Set task:
The listing below is to be output in its exact form.

Data lines:
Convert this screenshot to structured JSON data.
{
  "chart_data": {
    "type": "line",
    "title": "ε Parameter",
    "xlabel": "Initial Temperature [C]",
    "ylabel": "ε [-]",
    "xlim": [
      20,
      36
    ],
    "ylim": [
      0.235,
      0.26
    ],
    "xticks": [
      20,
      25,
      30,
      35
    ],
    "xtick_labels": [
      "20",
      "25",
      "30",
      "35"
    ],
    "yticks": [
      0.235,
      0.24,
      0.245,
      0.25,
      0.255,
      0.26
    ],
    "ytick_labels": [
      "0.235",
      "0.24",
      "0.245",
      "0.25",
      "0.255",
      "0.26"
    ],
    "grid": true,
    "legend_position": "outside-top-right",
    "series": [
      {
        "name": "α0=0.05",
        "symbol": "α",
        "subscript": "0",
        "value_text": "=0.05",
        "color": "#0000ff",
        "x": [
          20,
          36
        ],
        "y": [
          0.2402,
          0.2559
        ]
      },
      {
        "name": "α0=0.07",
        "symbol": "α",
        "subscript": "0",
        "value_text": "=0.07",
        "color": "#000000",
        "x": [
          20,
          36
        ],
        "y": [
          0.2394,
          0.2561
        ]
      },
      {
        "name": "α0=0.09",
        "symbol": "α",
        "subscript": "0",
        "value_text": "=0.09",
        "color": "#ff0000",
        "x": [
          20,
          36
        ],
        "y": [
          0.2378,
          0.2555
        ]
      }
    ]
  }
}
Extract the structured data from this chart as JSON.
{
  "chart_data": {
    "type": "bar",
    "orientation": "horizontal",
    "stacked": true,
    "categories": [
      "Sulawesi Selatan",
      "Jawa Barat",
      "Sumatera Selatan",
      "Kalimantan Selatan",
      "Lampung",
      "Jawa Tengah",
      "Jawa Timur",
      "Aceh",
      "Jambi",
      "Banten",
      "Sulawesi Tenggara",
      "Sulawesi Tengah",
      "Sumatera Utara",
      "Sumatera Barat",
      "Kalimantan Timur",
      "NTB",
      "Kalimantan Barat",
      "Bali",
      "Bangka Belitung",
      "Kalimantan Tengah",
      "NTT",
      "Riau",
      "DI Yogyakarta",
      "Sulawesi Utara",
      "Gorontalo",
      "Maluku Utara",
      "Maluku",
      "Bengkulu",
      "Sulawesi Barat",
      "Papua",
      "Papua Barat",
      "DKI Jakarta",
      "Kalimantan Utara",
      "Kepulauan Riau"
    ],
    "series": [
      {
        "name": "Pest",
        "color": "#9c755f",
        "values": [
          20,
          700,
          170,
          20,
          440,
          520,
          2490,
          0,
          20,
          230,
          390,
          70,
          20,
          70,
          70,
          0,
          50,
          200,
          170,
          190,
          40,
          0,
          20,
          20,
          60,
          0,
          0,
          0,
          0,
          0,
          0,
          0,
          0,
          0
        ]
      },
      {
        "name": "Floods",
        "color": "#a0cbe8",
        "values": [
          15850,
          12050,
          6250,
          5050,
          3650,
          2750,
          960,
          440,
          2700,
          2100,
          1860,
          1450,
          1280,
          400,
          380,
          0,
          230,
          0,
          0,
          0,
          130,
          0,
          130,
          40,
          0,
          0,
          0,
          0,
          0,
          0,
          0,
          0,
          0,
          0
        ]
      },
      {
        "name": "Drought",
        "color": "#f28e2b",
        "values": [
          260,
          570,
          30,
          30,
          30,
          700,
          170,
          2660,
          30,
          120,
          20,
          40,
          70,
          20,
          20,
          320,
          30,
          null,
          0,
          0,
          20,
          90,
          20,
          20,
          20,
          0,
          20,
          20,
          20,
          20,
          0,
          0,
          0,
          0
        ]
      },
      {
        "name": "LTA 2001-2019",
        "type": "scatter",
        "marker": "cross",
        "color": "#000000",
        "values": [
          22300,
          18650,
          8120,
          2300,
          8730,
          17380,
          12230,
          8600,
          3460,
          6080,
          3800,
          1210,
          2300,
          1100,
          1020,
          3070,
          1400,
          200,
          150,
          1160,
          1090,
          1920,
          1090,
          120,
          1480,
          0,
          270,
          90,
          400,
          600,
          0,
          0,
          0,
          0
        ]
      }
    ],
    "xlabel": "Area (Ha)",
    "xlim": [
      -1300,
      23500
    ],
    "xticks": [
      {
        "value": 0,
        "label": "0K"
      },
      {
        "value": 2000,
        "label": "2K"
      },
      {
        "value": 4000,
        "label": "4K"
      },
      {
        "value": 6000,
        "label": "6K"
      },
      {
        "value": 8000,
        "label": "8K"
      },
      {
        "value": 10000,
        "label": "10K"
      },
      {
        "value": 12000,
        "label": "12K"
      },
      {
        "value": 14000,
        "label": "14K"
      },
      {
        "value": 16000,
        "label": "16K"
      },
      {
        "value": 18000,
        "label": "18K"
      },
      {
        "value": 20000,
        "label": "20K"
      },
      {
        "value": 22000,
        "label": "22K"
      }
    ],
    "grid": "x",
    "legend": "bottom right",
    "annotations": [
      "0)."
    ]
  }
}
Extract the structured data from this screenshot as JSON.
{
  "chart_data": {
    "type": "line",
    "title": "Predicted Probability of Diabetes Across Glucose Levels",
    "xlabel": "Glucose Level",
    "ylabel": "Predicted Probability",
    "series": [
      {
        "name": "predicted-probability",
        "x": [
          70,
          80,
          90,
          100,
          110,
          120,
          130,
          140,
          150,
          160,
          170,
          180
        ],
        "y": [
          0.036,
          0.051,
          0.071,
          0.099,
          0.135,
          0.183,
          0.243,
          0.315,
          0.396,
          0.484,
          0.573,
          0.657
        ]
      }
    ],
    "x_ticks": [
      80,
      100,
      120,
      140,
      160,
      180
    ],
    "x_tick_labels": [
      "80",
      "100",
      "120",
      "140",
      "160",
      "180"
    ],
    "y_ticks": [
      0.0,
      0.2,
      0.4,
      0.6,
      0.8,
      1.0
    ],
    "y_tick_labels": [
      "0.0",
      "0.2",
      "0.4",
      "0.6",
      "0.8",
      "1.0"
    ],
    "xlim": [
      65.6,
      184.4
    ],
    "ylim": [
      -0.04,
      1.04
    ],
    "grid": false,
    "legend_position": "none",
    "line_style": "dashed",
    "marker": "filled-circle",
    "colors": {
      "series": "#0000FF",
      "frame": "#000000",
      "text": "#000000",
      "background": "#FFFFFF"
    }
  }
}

Written response:
Convert this screenshot to structured JSON data.
{
  "chart_data": {
    "type": "line",
    "title": "ε Parameter",
    "xlabel": "Initial Temperature [C]",
    "ylabel": "ε [-]",
    "xlim": [
      20,
      36
    ],
    "ylim": [
      0.235,
      0.26
    ],
    "xticks": [
      20,
      25,
      30,
      35
    ],
    "xtick_labels": [
      "20",
      "25",
      "30",
      "35"
    ],
    "yticks": [
      0.235,
      0.24,
      0.245,
      0.25,
      0.255,
      0.26
    ],
    "ytick_labels": [
      "0.235",
      "0.24",
      "0.245",
      "0.25",
      "0.255",
      "0.26"
    ],
    "grid": true,
    "legend_position": "outside-top-right",
    "series": [
      {
        "name": "α0=0.05",
        "symbol": "α",
        "subscript": "0",
        "value_text": "=0.05",
        "color": "#0000ff",
        "x": [
          20,
          36
        ],
        "y": [
          0.2402,
          0.2559
        ]
      },
      {
        "name": "α0=0.07",
        "symbol": "α",
        "subscript": "0",
        "value_text": "=0.07",
        "color": "#000000",
        "x": [
          20,
          36
        ],
        "y": [
          0.2394,
          0.2561
        ]
      },
      {
        "name": "α0=0.09",
        "symbol": "α",
        "subscript": "0",
        "value_text": "=0.09",
        "color": "#ff0000",
        "x": [
          20,
          36
        ],
        "y": [
          0.2378,
          0.2555
        ]
      }
    ]
  }
}
Extract the structured data from this chart as JSON.
{
  "chart_data": {
    "type": "bar",
    "orientation": "horizontal",
    "stacked": true,
    "categories": [
      "Sulawesi Selatan",
      "Jawa Barat",
      "Sumatera Selatan",
      "Kalimantan Selatan",
      "Lampung",
      "Jawa Tengah",
      "Jawa Timur",
      "Aceh",
      "Jambi",
      "Banten",
      "Sulawesi Tenggara",
      "Sulawesi Tengah",
      "Sumatera Utara",
      "Sumatera Barat",
      "Kalimantan Timur",
      "NTB",
      "Kalimantan Barat",
      "Bali",
      "Bangka Belitung",
      "Kalimantan Tengah",
      "NTT",
      "Riau",
      "DI Yogyakarta",
      "Sulawesi Utara",
      "Gorontalo",
      "Maluku Utara",
      "Maluku",
      "Bengkulu",
      "Sulawesi Barat",
      "Papua",
      "Papua Barat",
      "DKI Jakarta",
      "Kalimantan Utara",
      "Kepulauan Riau"
    ],
    "series": [
      {
        "name": "Pest",
        "color": "#9c755f",
        "values": [
          20,
          700,
          170,
          20,
          440,
          520,
          2490,
          0,
          20,
          230,
          390,
          70,
          20,
          70,
          70,
          0,
          50,
          200,
          170,
          190,
          40,
          0,
          20,
          20,
          60,
          0,
          0,
          0,
          0,
          0,
          0,
          0,
          0,
          0
        ]
      },
      {
        "name": "Floods",
        "color": "#a0cbe8",
        "values": [
          15850,
          12050,
          6250,
          5050,
          3650,
          2750,
          960,
          440,
          2700,
          2100,
          1860,
          1450,
          1280,
          400,
          380,
          0,
          230,
          0,
          0,
          0,
          130,
          0,
          130,
          40,
          0,
          0,
          0,
          0,
          0,
          0,
          0,
          0,
          0,
          0
        ]
      },
      {
        "name": "Drought",
        "color": "#f28e2b",
        "values": [
          260,
          570,
          30,
          30,
          30,
          700,
          170,
          2660,
          30,
          120,
          20,
          40,
          70,
          20,
          20,
          320,
          30,
          null,
          0,
          0,
          20,
          90,
          20,
          20,
          20,
          0,
          20,
          20,
          20,
          20,
          0,
          0,
          0,
          0
        ]
      },
      {
        "name": "LTA 2001-2019",
        "type": "scatter",
        "marker": "cross",
        "color": "#000000",
        "values": [
          22300,
          18650,
          8120,
          2300,
          8730,
          17380,
          12230,
          8600,
          3460,
          6080,
          3800,
          1210,
          2300,
          1100,
          1020,
          3070,
          1400,
          200,
          150,
          1160,
          1090,
          1920,
          1090,
          120,
          1480,
          0,
          270,
          90,
          400,
          600,
          0,
          0,
          0,
          0
        ]
      }
    ],
    "xlabel": "Area (Ha)",
    "xlim": [
      -1300,
      23500
    ],
    "xticks": [
      {
        "value": 0,
        "label": "0K"
      },
      {
        "value": 2000,
        "label": "2K"
      },
      {
        "value": 4000,
        "label": "4K"
      },
      {
        "value": 6000,
        "label": "6K"
      },
      {
        "value": 8000,
        "label": "8K"
      },
      {
        "value": 10000,
        "label": "10K"
      },
      {
        "value": 12000,
        "label": "12K"
      },
      {
        "value": 14000,
        "label": "14K"
      },
      {
        "value": 16000,
        "label": "16K"
      },
      {
        "value": 18000,
        "label": "18K"
      },
      {
        "value": 20000,
        "label": "20K"
      },
      {
        "value": 22000,
        "label": "22K"
      }
    ],
    "grid": "x",
    "legend": "bottom right",
    "annotations": [
      "0)."
    ]
  }
}
Extract the structured data from this screenshot as JSON.
{
  "chart_data": {
    "type": "line",
    "title": "Predicted Probability of Diabetes Across Glucose Levels",
    "xlabel": "Glucose Level",
    "ylabel": "Predicted Probability",
    "series": [
      {
        "name": "predicted-probability",
        "x": [
          70,
          80,
          90,
          100,
          110,
          120,
          130,
          140,
          150,
          160,
          170,
          180
        ],
        "y": [
          0.036,
          0.051,
          0.071,
          0.099,
          0.135,
          0.183,
          0.243,
          0.315,
          0.396,
          0.484,
          0.573,
          0.657
        ]
      }
    ],
    "x_ticks": [
      80,
      100,
      120,
      140,
      160,
      180
    ],
    "x_tick_labels": [
      "80",
      "100",
      "120",
      "140",
      "160",
      "180"
    ],
    "y_ticks": [
      0.0,
      0.2,
      0.4,
      0.6,
      0.8,
      1.0
    ],
    "y_tick_labels": [
      "0.0",
      "0.2",
      "0.4",
      "0.6",
      "0.8",
      "1.0"
    ],
    "xlim": [
      65.6,
      184.4
    ],
    "ylim": [
      -0.04,
      1.04
    ],
    "grid": false,
    "legend_position": "none",
    "line_style": "dashed",
    "marker": "filled-circle",
    "colors": {
      "series": "#0000FF",
      "frame": "#000000",
      "text": "#000000",
      "background": "#FFFFFF"
    }
  }
}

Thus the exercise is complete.